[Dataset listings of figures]
— START —

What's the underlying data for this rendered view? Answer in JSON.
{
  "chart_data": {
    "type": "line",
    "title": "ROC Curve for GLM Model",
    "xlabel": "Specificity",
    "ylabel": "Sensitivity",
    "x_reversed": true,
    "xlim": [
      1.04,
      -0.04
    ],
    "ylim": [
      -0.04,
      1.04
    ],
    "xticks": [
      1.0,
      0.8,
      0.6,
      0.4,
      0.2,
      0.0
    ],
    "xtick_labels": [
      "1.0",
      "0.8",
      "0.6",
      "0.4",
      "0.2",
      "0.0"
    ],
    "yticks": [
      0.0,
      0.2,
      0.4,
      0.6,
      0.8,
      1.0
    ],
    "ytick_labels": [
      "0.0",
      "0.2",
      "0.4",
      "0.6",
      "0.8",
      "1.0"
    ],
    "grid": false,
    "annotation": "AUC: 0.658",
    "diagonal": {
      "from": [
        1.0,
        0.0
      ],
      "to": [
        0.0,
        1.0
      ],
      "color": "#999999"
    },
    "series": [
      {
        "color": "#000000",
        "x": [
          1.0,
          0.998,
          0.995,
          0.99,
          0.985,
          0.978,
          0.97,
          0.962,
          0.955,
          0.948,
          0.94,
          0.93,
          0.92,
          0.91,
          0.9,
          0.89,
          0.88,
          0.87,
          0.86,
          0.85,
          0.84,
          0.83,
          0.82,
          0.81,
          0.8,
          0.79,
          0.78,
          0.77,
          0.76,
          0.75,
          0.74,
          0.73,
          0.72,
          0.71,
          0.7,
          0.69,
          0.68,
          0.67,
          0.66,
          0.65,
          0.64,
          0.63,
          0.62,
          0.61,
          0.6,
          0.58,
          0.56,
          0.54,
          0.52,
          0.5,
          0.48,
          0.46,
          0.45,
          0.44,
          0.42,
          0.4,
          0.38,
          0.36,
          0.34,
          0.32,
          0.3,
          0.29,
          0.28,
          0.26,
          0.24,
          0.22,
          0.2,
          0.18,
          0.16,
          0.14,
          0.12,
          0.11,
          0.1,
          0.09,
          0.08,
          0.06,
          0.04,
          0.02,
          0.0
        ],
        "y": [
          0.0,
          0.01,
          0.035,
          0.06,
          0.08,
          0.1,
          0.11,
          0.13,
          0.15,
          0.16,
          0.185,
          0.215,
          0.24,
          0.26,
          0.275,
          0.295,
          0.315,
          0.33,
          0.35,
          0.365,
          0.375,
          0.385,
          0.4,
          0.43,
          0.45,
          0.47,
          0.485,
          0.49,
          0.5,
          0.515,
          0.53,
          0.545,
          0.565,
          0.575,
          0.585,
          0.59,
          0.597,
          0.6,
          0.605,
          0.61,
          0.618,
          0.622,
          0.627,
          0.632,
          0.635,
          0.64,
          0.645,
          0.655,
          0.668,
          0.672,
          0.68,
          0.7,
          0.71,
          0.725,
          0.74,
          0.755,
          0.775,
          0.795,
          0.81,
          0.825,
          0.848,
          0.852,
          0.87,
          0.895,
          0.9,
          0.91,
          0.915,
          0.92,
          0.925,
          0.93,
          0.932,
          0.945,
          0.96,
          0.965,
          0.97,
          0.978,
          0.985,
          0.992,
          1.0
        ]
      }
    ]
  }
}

— END —

Direction: Output the entries verbatim.

Answer in full:
What's the underlying data for this rendered view? Answer in JSON.
{
  "chart_data": {
    "type": "line",
    "title": "ROC Curve for GLM Model",
    "xlabel": "Specificity",
    "ylabel": "Sensitivity",
    "x_reversed": true,
    "xlim": [
      1.04,
      -0.04
    ],
    "ylim": [
      -0.04,
      1.04
    ],
    "xticks": [
      1.0,
      0.8,
      0.6,
      0.4,
      0.2,
      0.0
    ],
    "xtick_labels": [
      "1.0",
      "0.8",
      "0.6",
      "0.4",
      "0.2",
      "0.0"
    ],
    "yticks": [
      0.0,
      0.2,
      0.4,
      0.6,
      0.8,
      1.0
    ],
    "ytick_labels": [
      "0.0",
      "0.2",
      "0.4",
      "0.6",
      "0.8",
      "1.0"
    ],
    "grid": false,
    "annotation": "AUC: 0.658",
    "diagonal": {
      "from": [
        1.0,
        0.0
      ],
      "to": [
        0.0,
        1.0
      ],
      "color": "#999999"
    },
    "series": [
      {
        "color": "#000000",
        "x": [
          1.0,
          0.998,
          0.995,
          0.99,
          0.985,
          0.978,
          0.97,
          0.962,
          0.955,
          0.948,
          0.94,
          0.93,
          0.92,
          0.91,
          0.9,
          0.89,
          0.88,
          0.87,
          0.86,
          0.85,
          0.84,
          0.83,
          0.82,
          0.81,
          0.8,
          0.79,
          0.78,
          0.77,
          0.76,
          0.75,
          0.74,
          0.73,
          0.72,
          0.71,
          0.7,
          0.69,
          0.68,
          0.67,
          0.66,
          0.65,
          0.64,
          0.63,
          0.62,
          0.61,
          0.6,
          0.58,
          0.56,
          0.54,
          0.52,
          0.5,
          0.48,
          0.46,
          0.45,
          0.44,
          0.42,
          0.4,
          0.38,
          0.36,
          0.34,
          0.32,
          0.3,
          0.29,
          0.28,
          0.26,
          0.24,
          0.22,
          0.2,
          0.18,
          0.16,
          0.14,
          0.12,
          0.11,
          0.1,
          0.09,
          0.08,
          0.06,
          0.04,
          0.02,
          0.0
        ],
        "y": [
          0.0,
          0.01,
          0.035,
          0.06,
          0.08,
          0.1,
          0.11,
          0.13,
          0.15,
          0.16,
          0.185,
          0.215,
          0.24,
          0.26,
          0.275,
          0.295,
          0.315,
          0.33,
          0.35,
          0.365,
          0.375,
          0.385,
          0.4,
          0.43,
          0.45,
          0.47,
          0.485,
          0.49,
          0.5,
          0.515,
          0.53,
          0.545,
          0.565,
          0.575,
          0.585,
          0.59,
          0.597,
          0.6,
          0.605,
          0.61,
          0.618,
          0.622,
          0.627,
          0.632,
          0.635,
          0.64,
          0.645,
          0.655,
          0.668,
          0.672,
          0.68,
          0.7,
          0.71,
          0.725,
          0.74,
          0.755,
          0.775,
          0.795,
          0.81,
          0.825,
          0.848,
          0.852,
          0.87,
          0.895,
          0.9,
          0.91,
          0.915,
          0.92,
          0.925,
          0.93,
          0.932,
          0.945,
          0.96,
          0.965,
          0.97,
          0.978,
          0.985,
          0.992,
          1.0
        ]
      }
    ]
  }
}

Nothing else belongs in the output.